-- START --
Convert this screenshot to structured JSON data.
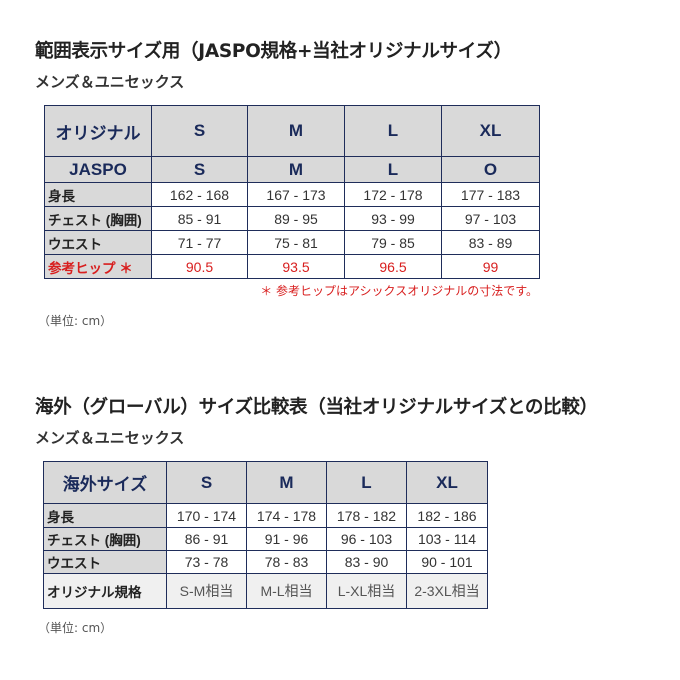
{
  "section1": {
    "title": "範囲表示サイズ用（JASPO規格+当社オリジナルサイズ）",
    "subtitle": "メンズ＆ユニセックス",
    "header": [
      "オリジナル",
      "S",
      "M",
      "L",
      "XL"
    ],
    "jaspo": [
      "JASPO",
      "S",
      "M",
      "L",
      "O"
    ],
    "rows": [
      {
        "label": "身長",
        "values": [
          "162 - 168",
          "167 - 173",
          "172 - 178",
          "177 - 183"
        ]
      },
      {
        "label": "チェスト (胸囲)",
        "values": [
          "85 - 91",
          "89 - 95",
          "93 - 99",
          "97 - 103"
        ]
      },
      {
        "label": "ウエスト",
        "values": [
          "71 - 77",
          "75 - 81",
          "79 - 85",
          "83 - 89"
        ]
      },
      {
        "label": "参考ヒップ ＊",
        "values": [
          "90.5",
          "93.5",
          "96.5",
          "99"
        ]
      }
    ],
    "note": "＊ 参考ヒップはアシックスオリジナルの寸法です。",
    "unit": "（単位: cm）"
  },
  "section2": {
    "title": "海外（グローバル）サイズ比較表（当社オリジナルサイズとの比較）",
    "subtitle": "メンズ＆ユニセックス",
    "header": [
      "海外サイズ",
      "S",
      "M",
      "L",
      "XL"
    ],
    "rows": [
      {
        "label": "身長",
        "values": [
          "170 - 174",
          "174 - 178",
          "178 - 182",
          "182 - 186"
        ]
      },
      {
        "label": "チェスト (胸囲)",
        "values": [
          "86 - 91",
          "91 - 96",
          "96 - 103",
          "103 - 114"
        ]
      },
      {
        "label": "ウエスト",
        "values": [
          "73 - 78",
          "78 - 83",
          "83 - 90",
          "90 - 101"
        ]
      },
      {
        "label": "オリジナル規格",
        "values": [
          "S-M相当",
          "M-L相当",
          "L-XL相当",
          "2-3XL相当"
        ]
      }
    ],
    "unit": "（単位: cm）"
  },
  "colors": {
    "border": "#1f2d5a",
    "header_bg": "#d9d9d9",
    "accent_red": "#d81e1e"
  }
}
-- END --
● WORK TO DO
Omit any images, then output the listing exactly.

● WRITTEN ANSWER
Convert this screenshot to structured JSON data.
{
  "section1": {
    "title": "範囲表示サイズ用（JASPO規格+当社オリジナルサイズ）",
    "subtitle": "メンズ＆ユニセックス",
    "header": [
      "オリジナル",
      "S",
      "M",
      "L",
      "XL"
    ],
    "jaspo": [
      "JASPO",
      "S",
      "M",
      "L",
      "O"
    ],
    "rows": [
      {
        "label": "身長",
        "values": [
          "162 - 168",
          "167 - 173",
          "172 - 178",
          "177 - 183"
        ]
      },
      {
        "label": "チェスト (胸囲)",
        "values": [
          "85 - 91",
          "89 - 95",
          "93 - 99",
          "97 - 103"
        ]
      },
      {
        "label": "ウエスト",
        "values": [
          "71 - 77",
          "75 - 81",
          "79 - 85",
          "83 - 89"
        ]
      },
      {
        "label": "参考ヒップ ＊",
        "values": [
          "90.5",
          "93.5",
          "96.5",
          "99"
        ]
      }
    ],
    "note": "＊ 参考ヒップはアシックスオリジナルの寸法です。",
    "unit": "（単位: cm）"
  },
  "section2": {
    "title": "海外（グローバル）サイズ比較表（当社オリジナルサイズとの比較）",
    "subtitle": "メンズ＆ユニセックス",
    "header": [
      "海外サイズ",
      "S",
      "M",
      "L",
      "XL"
    ],
    "rows": [
      {
        "label": "身長",
        "values": [
          "170 - 174",
          "174 - 178",
          "178 - 182",
          "182 - 186"
        ]
      },
      {
        "label": "チェスト (胸囲)",
        "values": [
          "86 - 91",
          "91 - 96",
          "96 - 103",
          "103 - 114"
        ]
      },
      {
        "label": "ウエスト",
        "values": [
          "73 - 78",
          "78 - 83",
          "83 - 90",
          "90 - 101"
        ]
      },
      {
        "label": "オリジナル規格",
        "values": [
          "S-M相当",
          "M-L相当",
          "L-XL相当",
          "2-3XL相当"
        ]
      }
    ],
    "unit": "（単位: cm）"
  },
  "colors": {
    "border": "#1f2d5a",
    "header_bg": "#d9d9d9",
    "accent_red": "#d81e1e"
  }
}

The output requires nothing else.